-- Your goal --
Below are entries to be transcribed exactly; exclude the pictures from the copy.
═══
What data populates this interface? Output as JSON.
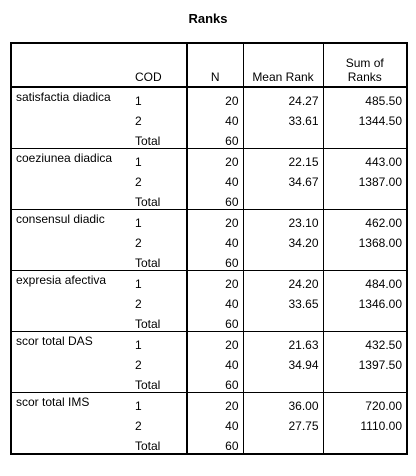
{
  "title": "Ranks",
  "header": [
    "COD",
    "N",
    "Mean Rank",
    "Sum of Ranks"
  ],
  "groups": [
    {
      "label": "satisfactia diadica",
      "rows": [
        [
          "1",
          "20",
          "24.27",
          "485.50"
        ],
        [
          "2",
          "40",
          "33.61",
          "1344.50"
        ],
        [
          "Total",
          "60"
        ]
      ]
    },
    {
      "label": "coeziunea diadica",
      "rows": [
        [
          "1",
          "20",
          "22.15",
          "443.00"
        ],
        [
          "2",
          "40",
          "34.67",
          "1387.00"
        ],
        [
          "Total",
          "60"
        ]
      ]
    },
    {
      "label": "consensul diadic",
      "rows": [
        [
          "1",
          "20",
          "23.10",
          "462.00"
        ],
        [
          "2",
          "40",
          "34.20",
          "1368.00"
        ],
        [
          "Total",
          "60"
        ]
      ]
    },
    {
      "label": "expresia afectiva",
      "rows": [
        [
          "1",
          "20",
          "24.20",
          "484.00"
        ],
        [
          "2",
          "40",
          "33.65",
          "1346.00"
        ],
        [
          "Total",
          "60"
        ]
      ]
    },
    {
      "label": "scor total DAS",
      "rows": [
        [
          "1",
          "20",
          "21.63",
          "432.50"
        ],
        [
          "2",
          "40",
          "34.94",
          "1397.50"
        ],
        [
          "Total",
          "60"
        ]
      ]
    },
    {
      "label": "scor total IMS",
      "rows": [
        [
          "1",
          "20",
          "36.00",
          "720.00"
        ],
        [
          "2",
          "40",
          "27.75",
          "1110.00"
        ],
        [
          "Total",
          "60"
        ]
      ]
    }
  ]
}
═══
-- Solution to the problem --
What data populates this interface? Output as JSON.
{
  "title": "Ranks",
  "header": [
    "COD",
    "N",
    "Mean Rank",
    "Sum of Ranks"
  ],
  "groups": [
    {
      "label": "satisfactia diadica",
      "rows": [
        [
          "1",
          "20",
          "24.27",
          "485.50"
        ],
        [
          "2",
          "40",
          "33.61",
          "1344.50"
        ],
        [
          "Total",
          "60"
        ]
      ]
    },
    {
      "label": "coeziunea diadica",
      "rows": [
        [
          "1",
          "20",
          "22.15",
          "443.00"
        ],
        [
          "2",
          "40",
          "34.67",
          "1387.00"
        ],
        [
          "Total",
          "60"
        ]
      ]
    },
    {
      "label": "consensul diadic",
      "rows": [
        [
          "1",
          "20",
          "23.10",
          "462.00"
        ],
        [
          "2",
          "40",
          "34.20",
          "1368.00"
        ],
        [
          "Total",
          "60"
        ]
      ]
    },
    {
      "label": "expresia afectiva",
      "rows": [
        [
          "1",
          "20",
          "24.20",
          "484.00"
        ],
        [
          "2",
          "40",
          "33.65",
          "1346.00"
        ],
        [
          "Total",
          "60"
        ]
      ]
    },
    {
      "label": "scor total DAS",
      "rows": [
        [
          "1",
          "20",
          "21.63",
          "432.50"
        ],
        [
          "2",
          "40",
          "34.94",
          "1397.50"
        ],
        [
          "Total",
          "60"
        ]
      ]
    },
    {
      "label": "scor total IMS",
      "rows": [
        [
          "1",
          "20",
          "36.00",
          "720.00"
        ],
        [
          "2",
          "40",
          "27.75",
          "1110.00"
        ],
        [
          "Total",
          "60"
        ]
      ]
    }
  ]
}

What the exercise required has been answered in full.